> [INSTRUCTIONS FOR THE TASK]: Your task is to copy every line of the entries that contains "картона".
[START SUPPLIED MATERIAL]
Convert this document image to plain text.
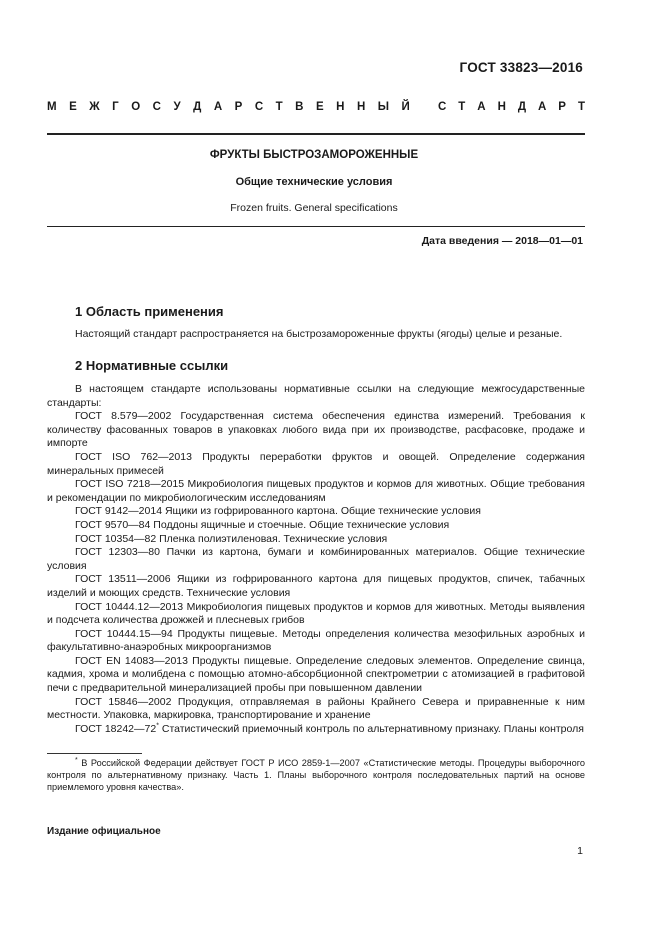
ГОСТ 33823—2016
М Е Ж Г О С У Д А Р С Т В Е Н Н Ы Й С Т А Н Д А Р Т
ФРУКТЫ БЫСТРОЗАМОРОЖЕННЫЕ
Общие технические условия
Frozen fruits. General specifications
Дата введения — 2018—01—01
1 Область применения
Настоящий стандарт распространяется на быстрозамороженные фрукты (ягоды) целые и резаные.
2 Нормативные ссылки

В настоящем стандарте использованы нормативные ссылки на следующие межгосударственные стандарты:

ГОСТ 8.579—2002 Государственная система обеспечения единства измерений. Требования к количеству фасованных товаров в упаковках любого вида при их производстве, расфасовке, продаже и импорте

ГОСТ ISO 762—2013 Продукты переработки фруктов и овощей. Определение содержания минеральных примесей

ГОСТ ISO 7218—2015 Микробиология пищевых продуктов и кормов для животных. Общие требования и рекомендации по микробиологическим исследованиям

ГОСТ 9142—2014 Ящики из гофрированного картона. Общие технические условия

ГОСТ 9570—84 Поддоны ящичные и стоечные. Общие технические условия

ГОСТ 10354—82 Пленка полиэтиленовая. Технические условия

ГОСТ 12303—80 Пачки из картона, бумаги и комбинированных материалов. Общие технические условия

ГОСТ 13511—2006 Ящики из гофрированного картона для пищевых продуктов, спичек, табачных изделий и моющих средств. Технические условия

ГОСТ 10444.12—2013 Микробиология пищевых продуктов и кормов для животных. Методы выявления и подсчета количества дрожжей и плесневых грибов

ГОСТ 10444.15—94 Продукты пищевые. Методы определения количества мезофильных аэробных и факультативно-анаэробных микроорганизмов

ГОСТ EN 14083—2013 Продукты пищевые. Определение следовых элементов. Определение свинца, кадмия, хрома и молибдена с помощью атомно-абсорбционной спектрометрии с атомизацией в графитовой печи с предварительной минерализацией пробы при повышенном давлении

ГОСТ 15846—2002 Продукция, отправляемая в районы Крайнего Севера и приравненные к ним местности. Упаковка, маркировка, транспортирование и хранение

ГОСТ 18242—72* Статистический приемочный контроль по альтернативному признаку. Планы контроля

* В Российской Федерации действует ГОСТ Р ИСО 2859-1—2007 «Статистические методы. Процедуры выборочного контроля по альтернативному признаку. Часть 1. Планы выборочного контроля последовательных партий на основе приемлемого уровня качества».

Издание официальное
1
[END SUPPLIED MATERIAL]
[START SUPPLIED MATERIAL]
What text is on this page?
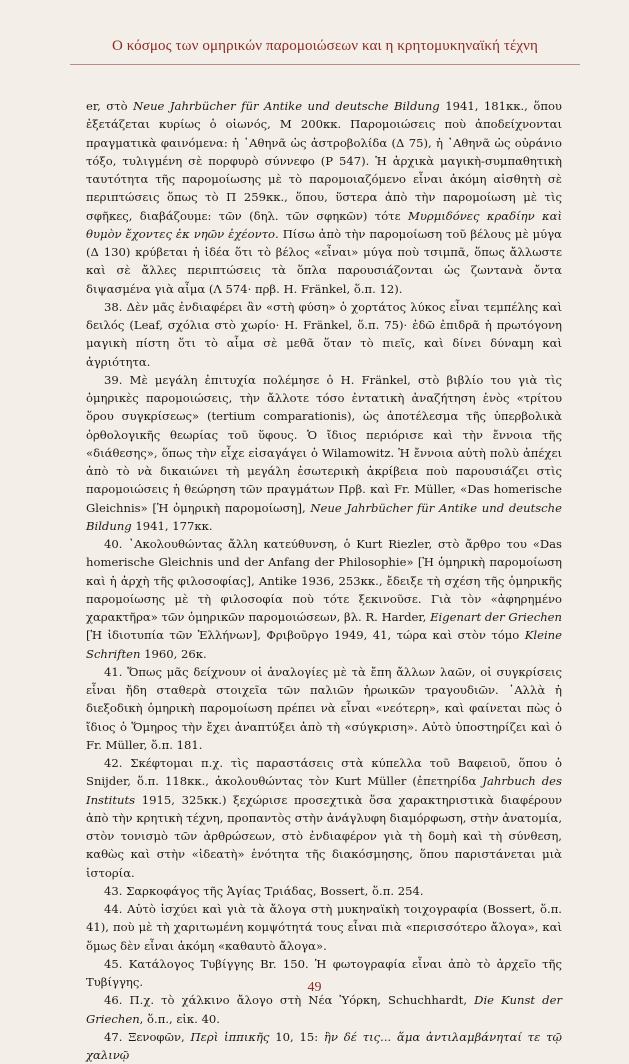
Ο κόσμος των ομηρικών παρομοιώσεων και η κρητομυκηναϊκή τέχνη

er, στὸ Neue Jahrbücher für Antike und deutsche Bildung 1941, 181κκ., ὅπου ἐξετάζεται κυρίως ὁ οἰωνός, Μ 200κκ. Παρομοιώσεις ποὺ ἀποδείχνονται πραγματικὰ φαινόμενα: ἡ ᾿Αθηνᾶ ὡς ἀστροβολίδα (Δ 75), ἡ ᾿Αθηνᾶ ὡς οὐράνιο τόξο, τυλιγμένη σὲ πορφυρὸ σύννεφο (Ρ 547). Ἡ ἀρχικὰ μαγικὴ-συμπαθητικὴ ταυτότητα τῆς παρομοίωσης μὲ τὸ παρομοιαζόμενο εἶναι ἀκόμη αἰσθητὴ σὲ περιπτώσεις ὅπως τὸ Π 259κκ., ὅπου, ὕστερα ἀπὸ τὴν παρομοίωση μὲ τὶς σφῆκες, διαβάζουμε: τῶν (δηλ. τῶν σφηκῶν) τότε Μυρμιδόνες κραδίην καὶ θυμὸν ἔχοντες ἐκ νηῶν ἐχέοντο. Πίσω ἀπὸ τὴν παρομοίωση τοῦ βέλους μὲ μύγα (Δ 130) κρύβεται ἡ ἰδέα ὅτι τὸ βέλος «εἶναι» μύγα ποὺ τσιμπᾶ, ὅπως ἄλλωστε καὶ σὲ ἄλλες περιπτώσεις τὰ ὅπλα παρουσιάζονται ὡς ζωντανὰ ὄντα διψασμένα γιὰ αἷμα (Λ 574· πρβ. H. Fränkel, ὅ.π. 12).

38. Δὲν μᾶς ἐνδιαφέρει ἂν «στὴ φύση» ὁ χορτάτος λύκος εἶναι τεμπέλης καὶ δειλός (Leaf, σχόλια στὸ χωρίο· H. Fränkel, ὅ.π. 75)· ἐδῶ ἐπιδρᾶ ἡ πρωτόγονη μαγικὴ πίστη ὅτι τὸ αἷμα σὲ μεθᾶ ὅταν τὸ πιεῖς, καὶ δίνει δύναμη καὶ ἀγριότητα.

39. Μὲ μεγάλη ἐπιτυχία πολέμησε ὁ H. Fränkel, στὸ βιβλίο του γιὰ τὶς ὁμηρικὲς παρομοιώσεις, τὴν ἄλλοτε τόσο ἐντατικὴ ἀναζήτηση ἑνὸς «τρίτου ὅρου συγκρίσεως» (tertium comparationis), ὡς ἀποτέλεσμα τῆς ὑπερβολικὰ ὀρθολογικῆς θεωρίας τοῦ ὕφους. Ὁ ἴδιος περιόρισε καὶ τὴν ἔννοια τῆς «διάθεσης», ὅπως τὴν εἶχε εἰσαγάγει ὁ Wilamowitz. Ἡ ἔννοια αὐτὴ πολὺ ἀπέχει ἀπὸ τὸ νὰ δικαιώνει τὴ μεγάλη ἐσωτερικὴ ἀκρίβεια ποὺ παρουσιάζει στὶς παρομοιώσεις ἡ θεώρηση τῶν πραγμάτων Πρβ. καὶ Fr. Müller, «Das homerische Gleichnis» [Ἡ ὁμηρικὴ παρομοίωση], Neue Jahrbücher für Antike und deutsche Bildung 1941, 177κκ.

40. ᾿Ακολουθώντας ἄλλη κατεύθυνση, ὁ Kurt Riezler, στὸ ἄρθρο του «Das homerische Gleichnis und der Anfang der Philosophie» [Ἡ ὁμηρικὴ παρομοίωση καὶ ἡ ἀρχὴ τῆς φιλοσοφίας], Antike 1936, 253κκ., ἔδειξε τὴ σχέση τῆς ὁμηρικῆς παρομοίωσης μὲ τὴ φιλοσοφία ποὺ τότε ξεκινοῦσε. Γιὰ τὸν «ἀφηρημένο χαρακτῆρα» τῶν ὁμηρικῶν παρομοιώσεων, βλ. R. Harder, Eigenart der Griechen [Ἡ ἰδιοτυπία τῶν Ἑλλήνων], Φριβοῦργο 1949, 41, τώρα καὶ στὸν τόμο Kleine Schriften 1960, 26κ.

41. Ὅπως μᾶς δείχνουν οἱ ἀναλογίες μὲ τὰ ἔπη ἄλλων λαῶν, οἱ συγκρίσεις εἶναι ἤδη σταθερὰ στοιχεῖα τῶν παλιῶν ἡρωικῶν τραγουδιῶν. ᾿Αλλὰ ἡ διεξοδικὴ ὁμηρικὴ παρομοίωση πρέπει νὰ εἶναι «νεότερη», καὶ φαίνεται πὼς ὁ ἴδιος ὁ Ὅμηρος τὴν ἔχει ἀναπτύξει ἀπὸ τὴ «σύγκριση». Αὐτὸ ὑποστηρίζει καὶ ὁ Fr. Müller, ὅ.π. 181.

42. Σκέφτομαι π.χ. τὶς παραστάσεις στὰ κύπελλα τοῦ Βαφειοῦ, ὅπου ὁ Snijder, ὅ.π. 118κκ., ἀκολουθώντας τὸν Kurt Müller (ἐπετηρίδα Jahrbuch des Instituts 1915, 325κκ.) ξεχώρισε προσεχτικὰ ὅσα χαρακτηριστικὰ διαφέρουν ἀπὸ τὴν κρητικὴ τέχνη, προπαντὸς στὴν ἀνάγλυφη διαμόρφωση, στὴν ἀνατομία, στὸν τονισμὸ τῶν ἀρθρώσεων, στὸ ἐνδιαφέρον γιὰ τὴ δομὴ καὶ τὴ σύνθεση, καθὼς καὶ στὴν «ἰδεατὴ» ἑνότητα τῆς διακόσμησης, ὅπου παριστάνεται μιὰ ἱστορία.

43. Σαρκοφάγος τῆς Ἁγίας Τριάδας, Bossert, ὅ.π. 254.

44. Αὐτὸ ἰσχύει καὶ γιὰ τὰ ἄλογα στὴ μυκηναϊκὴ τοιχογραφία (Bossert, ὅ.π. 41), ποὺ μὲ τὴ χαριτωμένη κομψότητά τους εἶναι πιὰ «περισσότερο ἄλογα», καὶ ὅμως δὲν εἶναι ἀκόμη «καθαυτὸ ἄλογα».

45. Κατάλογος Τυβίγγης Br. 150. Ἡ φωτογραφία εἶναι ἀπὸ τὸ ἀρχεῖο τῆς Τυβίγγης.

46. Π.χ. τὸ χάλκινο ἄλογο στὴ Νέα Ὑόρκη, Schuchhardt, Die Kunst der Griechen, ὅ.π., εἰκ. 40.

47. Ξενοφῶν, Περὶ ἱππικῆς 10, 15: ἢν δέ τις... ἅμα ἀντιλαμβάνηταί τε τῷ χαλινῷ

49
[END SUPPLIED MATERIAL]
> [ANSWER]:
ГОСТ 9142—2014 Ящики из гофрированного картона. Общие технические условия
ГОСТ 12303—80 Пачки из картона, бумаги и комбинированных материалов. Общие технические условия
ГОСТ 13511—2006 Ящики из гофрированного картона для пищевых продуктов, спичек, табачных изделий и моющих средств. Технические условия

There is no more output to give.